Convert the lines below into a JSON list of strings, with one string for each line and any blank lines omitted.
>> Begin Provided records
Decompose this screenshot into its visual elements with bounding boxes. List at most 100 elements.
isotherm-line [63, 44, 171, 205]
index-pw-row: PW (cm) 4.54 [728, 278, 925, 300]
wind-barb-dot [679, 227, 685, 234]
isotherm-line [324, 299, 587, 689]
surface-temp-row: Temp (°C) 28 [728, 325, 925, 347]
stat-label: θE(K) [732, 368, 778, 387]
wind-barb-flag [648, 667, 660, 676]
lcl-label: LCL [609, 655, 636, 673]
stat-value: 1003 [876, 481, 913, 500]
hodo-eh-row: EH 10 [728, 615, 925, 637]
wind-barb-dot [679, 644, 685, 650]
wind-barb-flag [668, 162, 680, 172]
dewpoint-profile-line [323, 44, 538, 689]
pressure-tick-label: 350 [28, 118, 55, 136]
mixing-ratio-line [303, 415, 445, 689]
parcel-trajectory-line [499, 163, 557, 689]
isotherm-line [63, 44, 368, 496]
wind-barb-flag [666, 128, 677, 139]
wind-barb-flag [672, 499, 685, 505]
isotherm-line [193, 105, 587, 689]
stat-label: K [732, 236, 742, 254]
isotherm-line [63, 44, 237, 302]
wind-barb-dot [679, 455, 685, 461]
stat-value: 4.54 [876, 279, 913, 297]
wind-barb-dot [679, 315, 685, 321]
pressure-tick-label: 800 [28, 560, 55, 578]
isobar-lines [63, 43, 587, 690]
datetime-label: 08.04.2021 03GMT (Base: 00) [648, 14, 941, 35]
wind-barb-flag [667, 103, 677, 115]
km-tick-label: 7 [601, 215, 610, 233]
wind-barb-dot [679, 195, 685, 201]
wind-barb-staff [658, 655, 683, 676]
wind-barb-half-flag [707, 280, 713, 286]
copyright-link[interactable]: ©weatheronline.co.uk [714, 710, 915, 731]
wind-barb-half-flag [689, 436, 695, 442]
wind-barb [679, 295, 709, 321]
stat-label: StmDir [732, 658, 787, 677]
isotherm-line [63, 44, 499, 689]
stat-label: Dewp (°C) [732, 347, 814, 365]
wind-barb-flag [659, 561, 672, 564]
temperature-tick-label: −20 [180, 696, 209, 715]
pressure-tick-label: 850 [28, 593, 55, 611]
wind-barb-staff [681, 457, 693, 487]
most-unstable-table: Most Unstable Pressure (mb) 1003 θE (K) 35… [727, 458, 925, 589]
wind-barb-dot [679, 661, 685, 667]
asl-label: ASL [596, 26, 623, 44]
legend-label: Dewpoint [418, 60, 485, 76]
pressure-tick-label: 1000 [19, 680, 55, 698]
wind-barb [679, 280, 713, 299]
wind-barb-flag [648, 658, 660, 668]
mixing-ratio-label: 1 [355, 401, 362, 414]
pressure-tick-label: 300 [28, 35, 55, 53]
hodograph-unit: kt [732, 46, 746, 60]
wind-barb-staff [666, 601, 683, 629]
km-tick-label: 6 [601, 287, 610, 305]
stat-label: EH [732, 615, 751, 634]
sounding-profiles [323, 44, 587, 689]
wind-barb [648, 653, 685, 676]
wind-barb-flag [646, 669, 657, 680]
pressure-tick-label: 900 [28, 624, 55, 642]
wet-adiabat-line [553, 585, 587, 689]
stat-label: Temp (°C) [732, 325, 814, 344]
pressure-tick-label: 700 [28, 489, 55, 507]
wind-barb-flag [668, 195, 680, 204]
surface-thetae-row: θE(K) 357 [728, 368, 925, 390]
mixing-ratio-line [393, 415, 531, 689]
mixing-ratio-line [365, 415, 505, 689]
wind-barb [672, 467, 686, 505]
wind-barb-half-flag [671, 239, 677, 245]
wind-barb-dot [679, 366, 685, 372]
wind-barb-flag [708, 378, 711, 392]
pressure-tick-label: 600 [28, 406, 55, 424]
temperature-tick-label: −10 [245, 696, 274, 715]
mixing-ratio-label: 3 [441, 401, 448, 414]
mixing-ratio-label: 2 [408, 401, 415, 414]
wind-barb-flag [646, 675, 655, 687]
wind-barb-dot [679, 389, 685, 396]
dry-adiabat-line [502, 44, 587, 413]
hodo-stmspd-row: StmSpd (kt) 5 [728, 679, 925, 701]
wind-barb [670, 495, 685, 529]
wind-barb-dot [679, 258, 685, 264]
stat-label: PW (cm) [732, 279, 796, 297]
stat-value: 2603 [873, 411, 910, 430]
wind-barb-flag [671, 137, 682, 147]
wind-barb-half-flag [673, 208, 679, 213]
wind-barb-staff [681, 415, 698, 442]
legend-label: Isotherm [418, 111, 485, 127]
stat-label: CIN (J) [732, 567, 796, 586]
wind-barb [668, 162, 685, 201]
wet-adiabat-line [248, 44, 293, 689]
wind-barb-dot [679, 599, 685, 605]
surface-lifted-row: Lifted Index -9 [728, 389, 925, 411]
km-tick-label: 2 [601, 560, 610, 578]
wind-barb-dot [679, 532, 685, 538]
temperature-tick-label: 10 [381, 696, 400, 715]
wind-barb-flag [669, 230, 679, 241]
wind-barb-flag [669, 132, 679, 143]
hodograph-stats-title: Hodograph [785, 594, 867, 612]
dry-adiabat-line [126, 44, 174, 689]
>> End Provided records
Solved exercise:
[
  "Decompose this screenshot into its visual elements with bounding boxes. List at most 100 elements.",
  "isotherm-line [63, 44, 171, 205]",
  "index-pw-row: PW (cm) 4.54 [728, 278, 925, 300]",
  "wind-barb-dot [679, 227, 685, 234]",
  "isotherm-line [324, 299, 587, 689]",
  "surface-temp-row: Temp (°C) 28 [728, 325, 925, 347]",
  "stat-label: θE(K) [732, 368, 778, 387]",
  "wind-barb-flag [648, 667, 660, 676]",
  "lcl-label: LCL [609, 655, 636, 673]",
  "stat-value: 1003 [876, 481, 913, 500]",
  "hodo-eh-row: EH 10 [728, 615, 925, 637]",
  "wind-barb-dot [679, 644, 685, 650]",
  "wind-barb-flag [668, 162, 680, 172]",
  "dewpoint-profile-line [323, 44, 538, 689]",
  "pressure-tick-label: 350 [28, 118, 55, 136]",
  "mixing-ratio-line [303, 415, 445, 689]",
  "parcel-trajectory-line [499, 163, 557, 689]",
  "isotherm-line [63, 44, 368, 496]",
  "wind-barb-flag [666, 128, 677, 139]",
  "wind-barb-flag [672, 499, 685, 505]",
  "isotherm-line [193, 105, 587, 689]",
  "stat-label: K [732, 236, 742, 254]",
  "isotherm-line [63, 44, 237, 302]",
  "wind-barb-dot [679, 455, 685, 461]",
  "stat-value: 4.54 [876, 279, 913, 297]",
  "wind-barb-dot [679, 315, 685, 321]",
  "pressure-tick-label: 800 [28, 560, 55, 578]",
  "isobar-lines [63, 43, 587, 690]",
  "datetime-label: 08.04.2021 03GMT (Base: 00) [648, 14, 941, 35]",
  "wind-barb-flag [667, 103, 677, 115]",
  "km-tick-label: 7 [601, 215, 610, 233]",
  "wind-barb-dot [679, 195, 685, 201]",
  "wind-barb-staff [658, 655, 683, 676]",
  "wind-barb-half-flag [707, 280, 713, 286]",
  "copyright-link[interactable]: ©weatheronline.co.uk [714, 710, 915, 731]",
  "wind-barb-half-flag [689, 436, 695, 442]",
  "wind-barb [679, 295, 709, 321]",
  "stat-label: StmDir [732, 658, 787, 677]",
  "isotherm-line [63, 44, 499, 689]",
  "stat-label: Dewp (°C) [732, 347, 814, 365]",
  "wind-barb-flag [659, 561, 672, 564]",
  "temperature-tick-label: −20 [180, 696, 209, 715]",
  "pressure-tick-label: 850 [28, 593, 55, 611]",
  "wind-barb-staff [681, 457, 693, 487]",
  "most-unstable-table: Most Unstable Pressure (mb) 1003 θE (K) 35… [727, 458, 925, 589]",
  "wind-barb-dot [679, 661, 685, 667]",
  "asl-label: ASL [596, 26, 623, 44]",
  "legend-label: Dewpoint [418, 60, 485, 76]",
  "pressure-tick-label: 1000 [19, 680, 55, 698]",
  "wind-barb [679, 280, 713, 299]",
  "wind-barb-flag [648, 658, 660, 668]",
  "mixing-ratio-label: 1 [355, 401, 362, 414]",
  "pressure-tick-label: 300 [28, 35, 55, 53]",
  "hodograph-unit: kt [732, 46, 746, 60]",
  "wind-barb-staff [666, 601, 683, 629]",
  "km-tick-label: 6 [601, 287, 610, 305]",
  "stat-label: EH [732, 615, 751, 634]",
  "sounding-profiles [323, 44, 587, 689]",
  "wind-barb [648, 653, 685, 676]",
  "wind-barb-flag [646, 669, 657, 680]",
  "pressure-tick-label: 900 [28, 624, 55, 642]",
  "wet-adiabat-line [553, 585, 587, 689]",
  "stat-label: Temp (°C) [732, 325, 814, 344]",
  "pressure-tick-label: 700 [28, 489, 55, 507]",
  "wind-barb-flag [668, 195, 680, 204]",
  "surface-thetae-row: θE(K) 357 [728, 368, 925, 390]",
  "mixing-ratio-line [393, 415, 531, 689]",
  "mixing-ratio-line [365, 415, 505, 689]",
  "wind-barb [672, 467, 686, 505]",
  "wind-barb-half-flag [671, 239, 677, 245]",
  "wind-barb-dot [679, 366, 685, 372]",
  "wind-barb-flag [708, 378, 711, 392]",
  "pressure-tick-label: 600 [28, 406, 55, 424]",
  "temperature-tick-label: −10 [245, 696, 274, 715]",
  "mixing-ratio-label: 3 [441, 401, 448, 414]",
  "mixing-ratio-label: 2 [408, 401, 415, 414]",
  "wind-barb-flag [646, 675, 655, 687]",
  "wind-barb-dot [679, 389, 685, 396]",
  "dry-adiabat-line [502, 44, 587, 413]",
  "hodo-stmspd-row: StmSpd (kt) 5 [728, 679, 925, 701]",
  "wind-barb [670, 495, 685, 529]",
  "wind-barb-dot [679, 258, 685, 264]",
  "stat-label: PW (cm) [732, 279, 796, 297]",
  "stat-value: 2603 [873, 411, 910, 430]",
  "wind-barb-flag [671, 137, 682, 147]",
  "wind-barb-half-flag [673, 208, 679, 213]",
  "wind-barb-staff [681, 415, 698, 442]",
  "legend-label: Isotherm [418, 111, 485, 127]",
  "stat-label: CIN (J) [732, 567, 796, 586]",
  "wind-barb [668, 162, 685, 201]",
  "wet-adiabat-line [248, 44, 293, 689]",
  "wind-barb-dot [679, 599, 685, 605]",
  "surface-lifted-row: Lifted Index -9 [728, 389, 925, 411]",
  "km-tick-label: 2 [601, 560, 610, 578]",
  "wind-barb-dot [679, 532, 685, 538]",
  "temperature-tick-label: 10 [381, 696, 400, 715]",
  "wind-barb-flag [669, 230, 679, 241]",
  "wind-barb-flag [669, 132, 679, 143]",
  "hodograph-stats-title: Hodograph [785, 594, 867, 612]",
  "dry-adiabat-line [126, 44, 174, 689]"
]